Exercise description:
Return the lines below that carry the word "SRMTID".

Materials provided:

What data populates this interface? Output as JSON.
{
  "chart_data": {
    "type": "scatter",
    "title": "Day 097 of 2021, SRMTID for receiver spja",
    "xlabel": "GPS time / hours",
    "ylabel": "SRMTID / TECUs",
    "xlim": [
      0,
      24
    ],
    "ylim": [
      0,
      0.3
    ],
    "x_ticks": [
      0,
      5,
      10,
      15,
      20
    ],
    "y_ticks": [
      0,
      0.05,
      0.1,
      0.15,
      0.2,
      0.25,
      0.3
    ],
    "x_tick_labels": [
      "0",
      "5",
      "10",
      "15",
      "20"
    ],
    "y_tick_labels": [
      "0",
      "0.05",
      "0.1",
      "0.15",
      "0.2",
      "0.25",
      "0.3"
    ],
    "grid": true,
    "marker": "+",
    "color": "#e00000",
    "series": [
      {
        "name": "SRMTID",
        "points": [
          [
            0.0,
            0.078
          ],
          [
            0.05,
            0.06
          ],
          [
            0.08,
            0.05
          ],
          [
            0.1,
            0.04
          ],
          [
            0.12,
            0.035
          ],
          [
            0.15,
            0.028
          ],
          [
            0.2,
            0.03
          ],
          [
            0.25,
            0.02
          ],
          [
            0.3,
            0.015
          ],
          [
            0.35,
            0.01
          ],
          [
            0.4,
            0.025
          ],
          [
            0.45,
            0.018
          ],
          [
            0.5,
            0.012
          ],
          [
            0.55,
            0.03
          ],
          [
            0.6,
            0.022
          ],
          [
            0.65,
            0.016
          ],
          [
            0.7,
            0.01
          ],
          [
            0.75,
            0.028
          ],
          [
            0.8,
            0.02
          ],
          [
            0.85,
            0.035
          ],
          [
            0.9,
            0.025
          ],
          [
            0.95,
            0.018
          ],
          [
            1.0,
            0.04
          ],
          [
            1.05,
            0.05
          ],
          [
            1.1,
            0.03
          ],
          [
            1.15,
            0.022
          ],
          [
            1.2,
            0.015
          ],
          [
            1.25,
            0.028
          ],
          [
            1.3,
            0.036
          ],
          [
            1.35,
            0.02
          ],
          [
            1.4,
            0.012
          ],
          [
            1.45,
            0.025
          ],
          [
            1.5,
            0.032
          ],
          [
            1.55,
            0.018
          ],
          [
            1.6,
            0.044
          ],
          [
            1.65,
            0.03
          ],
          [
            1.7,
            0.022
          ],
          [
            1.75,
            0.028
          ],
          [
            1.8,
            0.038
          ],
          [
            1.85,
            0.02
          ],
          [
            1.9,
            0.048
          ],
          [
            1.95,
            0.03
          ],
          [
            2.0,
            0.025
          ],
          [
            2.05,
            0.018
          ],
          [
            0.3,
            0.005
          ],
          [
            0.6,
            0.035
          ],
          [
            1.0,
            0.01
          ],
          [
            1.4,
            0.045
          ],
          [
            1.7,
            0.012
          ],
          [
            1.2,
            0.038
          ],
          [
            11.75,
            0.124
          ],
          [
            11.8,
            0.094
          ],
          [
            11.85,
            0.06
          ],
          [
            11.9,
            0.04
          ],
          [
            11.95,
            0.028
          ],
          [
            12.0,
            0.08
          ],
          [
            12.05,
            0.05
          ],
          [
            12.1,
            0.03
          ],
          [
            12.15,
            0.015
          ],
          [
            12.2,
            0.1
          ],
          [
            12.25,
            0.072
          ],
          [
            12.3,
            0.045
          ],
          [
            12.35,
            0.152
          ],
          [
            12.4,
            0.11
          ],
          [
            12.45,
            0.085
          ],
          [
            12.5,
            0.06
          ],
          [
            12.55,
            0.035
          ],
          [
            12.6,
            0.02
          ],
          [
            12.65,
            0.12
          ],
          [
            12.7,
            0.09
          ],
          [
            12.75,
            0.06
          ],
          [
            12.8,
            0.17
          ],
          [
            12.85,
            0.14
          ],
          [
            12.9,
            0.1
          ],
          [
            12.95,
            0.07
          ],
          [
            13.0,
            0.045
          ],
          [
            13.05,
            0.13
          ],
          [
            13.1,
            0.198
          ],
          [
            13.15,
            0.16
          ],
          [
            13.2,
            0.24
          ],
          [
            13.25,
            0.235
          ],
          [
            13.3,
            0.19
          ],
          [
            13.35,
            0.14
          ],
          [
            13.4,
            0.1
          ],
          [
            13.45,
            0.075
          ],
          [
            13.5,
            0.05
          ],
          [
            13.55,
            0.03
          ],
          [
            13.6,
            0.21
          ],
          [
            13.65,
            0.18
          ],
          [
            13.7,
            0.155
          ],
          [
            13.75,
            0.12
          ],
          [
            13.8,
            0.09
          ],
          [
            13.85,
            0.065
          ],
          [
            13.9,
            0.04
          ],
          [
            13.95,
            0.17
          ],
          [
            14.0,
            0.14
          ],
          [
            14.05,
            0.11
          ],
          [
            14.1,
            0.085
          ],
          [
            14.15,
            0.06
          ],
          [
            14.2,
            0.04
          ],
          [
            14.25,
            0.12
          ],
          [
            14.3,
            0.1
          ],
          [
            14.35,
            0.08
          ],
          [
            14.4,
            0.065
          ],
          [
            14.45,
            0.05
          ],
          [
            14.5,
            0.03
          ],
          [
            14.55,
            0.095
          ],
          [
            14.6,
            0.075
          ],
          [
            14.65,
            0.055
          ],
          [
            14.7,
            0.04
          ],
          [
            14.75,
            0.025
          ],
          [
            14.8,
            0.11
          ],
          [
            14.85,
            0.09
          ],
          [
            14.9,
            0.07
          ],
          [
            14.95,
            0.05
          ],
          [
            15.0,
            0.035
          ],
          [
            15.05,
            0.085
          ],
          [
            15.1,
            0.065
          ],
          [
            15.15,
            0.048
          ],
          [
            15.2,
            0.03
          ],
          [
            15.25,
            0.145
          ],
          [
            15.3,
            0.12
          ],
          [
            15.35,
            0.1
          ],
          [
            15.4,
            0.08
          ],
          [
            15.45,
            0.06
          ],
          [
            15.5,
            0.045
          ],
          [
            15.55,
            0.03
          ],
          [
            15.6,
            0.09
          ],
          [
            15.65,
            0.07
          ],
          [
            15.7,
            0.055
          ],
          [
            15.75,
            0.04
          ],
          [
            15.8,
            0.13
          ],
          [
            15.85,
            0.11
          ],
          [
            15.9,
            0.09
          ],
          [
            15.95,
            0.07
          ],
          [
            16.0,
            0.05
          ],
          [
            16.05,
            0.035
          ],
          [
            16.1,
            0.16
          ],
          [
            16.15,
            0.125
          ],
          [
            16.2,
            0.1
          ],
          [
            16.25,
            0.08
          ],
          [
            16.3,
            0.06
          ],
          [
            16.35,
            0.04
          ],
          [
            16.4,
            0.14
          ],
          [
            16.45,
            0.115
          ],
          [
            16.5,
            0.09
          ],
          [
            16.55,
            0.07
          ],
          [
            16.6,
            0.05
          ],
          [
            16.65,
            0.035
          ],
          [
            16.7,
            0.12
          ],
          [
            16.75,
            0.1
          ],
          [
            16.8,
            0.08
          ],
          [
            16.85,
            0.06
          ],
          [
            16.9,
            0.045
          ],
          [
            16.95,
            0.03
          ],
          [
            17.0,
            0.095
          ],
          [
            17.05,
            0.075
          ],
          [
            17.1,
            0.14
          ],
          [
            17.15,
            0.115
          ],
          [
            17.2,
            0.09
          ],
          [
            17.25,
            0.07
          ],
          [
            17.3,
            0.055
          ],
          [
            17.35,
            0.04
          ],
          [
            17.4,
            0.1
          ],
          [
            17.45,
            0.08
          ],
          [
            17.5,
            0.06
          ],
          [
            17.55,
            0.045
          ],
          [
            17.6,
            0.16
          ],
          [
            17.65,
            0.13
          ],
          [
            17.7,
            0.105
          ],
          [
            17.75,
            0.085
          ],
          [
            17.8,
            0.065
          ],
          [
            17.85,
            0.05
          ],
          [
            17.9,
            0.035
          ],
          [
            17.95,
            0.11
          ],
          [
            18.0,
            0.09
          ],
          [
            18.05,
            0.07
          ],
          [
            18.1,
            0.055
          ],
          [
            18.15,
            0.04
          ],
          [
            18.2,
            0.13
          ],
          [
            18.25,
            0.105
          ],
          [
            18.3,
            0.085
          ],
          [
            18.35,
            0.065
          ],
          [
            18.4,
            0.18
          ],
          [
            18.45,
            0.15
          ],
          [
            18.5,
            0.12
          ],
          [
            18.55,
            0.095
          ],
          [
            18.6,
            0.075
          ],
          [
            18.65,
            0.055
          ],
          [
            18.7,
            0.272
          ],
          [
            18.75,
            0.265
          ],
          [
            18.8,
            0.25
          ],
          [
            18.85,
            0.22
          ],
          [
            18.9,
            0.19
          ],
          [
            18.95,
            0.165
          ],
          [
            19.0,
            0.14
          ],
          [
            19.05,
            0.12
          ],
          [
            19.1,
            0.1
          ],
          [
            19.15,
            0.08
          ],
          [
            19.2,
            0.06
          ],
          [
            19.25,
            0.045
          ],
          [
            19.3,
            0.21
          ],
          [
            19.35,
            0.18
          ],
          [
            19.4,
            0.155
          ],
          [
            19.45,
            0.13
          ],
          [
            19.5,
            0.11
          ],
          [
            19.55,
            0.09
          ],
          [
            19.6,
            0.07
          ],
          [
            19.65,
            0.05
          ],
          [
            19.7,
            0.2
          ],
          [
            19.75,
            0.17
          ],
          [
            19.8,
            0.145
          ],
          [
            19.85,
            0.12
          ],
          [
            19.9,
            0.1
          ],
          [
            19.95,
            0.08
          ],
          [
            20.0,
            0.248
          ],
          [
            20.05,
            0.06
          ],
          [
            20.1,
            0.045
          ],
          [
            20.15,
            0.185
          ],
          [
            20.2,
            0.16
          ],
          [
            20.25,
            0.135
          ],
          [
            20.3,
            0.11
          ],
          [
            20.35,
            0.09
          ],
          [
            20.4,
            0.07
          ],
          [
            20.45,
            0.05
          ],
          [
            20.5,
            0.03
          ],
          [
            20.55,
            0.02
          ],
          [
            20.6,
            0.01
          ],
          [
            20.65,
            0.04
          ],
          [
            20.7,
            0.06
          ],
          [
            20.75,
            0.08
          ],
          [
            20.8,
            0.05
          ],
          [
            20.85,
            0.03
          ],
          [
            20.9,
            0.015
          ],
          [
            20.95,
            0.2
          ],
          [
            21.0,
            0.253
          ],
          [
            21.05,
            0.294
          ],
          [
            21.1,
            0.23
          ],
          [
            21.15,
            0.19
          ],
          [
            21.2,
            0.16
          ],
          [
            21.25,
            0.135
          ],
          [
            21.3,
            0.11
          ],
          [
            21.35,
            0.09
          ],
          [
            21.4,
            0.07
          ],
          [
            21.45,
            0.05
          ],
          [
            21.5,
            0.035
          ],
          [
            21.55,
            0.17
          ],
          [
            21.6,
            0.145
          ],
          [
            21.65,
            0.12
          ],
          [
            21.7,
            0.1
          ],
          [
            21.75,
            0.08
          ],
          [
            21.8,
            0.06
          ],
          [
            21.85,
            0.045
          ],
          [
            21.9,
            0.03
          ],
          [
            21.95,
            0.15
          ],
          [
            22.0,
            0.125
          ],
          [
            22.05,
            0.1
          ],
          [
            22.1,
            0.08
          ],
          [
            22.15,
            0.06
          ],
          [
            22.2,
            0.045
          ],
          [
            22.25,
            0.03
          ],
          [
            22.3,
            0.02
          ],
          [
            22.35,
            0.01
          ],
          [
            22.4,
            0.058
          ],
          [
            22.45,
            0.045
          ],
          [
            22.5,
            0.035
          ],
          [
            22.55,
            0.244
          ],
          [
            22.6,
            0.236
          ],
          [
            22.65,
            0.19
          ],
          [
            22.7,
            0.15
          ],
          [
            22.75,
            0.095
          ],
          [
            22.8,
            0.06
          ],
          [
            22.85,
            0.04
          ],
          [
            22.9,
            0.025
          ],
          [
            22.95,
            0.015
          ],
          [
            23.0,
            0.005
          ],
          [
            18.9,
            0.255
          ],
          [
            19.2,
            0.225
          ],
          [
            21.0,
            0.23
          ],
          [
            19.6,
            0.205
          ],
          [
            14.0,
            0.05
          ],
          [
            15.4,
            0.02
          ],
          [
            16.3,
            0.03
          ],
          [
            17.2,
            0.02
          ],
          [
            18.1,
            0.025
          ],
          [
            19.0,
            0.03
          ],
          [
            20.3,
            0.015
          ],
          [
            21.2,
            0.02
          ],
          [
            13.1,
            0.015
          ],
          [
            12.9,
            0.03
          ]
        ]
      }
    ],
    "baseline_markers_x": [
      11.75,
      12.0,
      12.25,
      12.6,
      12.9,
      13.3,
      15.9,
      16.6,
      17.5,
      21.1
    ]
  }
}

Expected output:
    "title": "Day 097 of 2021, SRMTID for receiver spja",
    "ylabel": "SRMTID / TECUs",
        "name": "SRMTID",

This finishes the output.